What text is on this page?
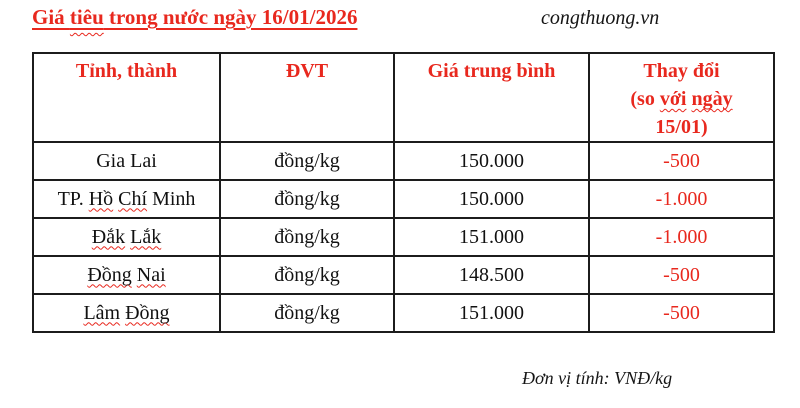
Giá tiêu trong nước ngày 16/01/2026	congthuong.vn
Tỉnh, thành	ĐVT	Giá trung bình	Thay đổi
(so với ngày
15/01)

Gia Lai	đồng/kg	150.000	-500
TP. Hồ Chí Minh	đồng/kg	150.000	-1.000
Đắk Lắk	đồng/kg	151.000	-1.000
Đồng Nai	đồng/kg	148.500	-500
Lâm Đồng	đồng/kg	151.000	-500
Đơn vị tính: VNĐ/kg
--------
### REQUIREMENTS
Extract, from the material above, each line holding the word "ngày".

### FINAL ANSWER
Giá tiêu trong nước ngày 16/01/2026	congthuong.vn
(so với ngày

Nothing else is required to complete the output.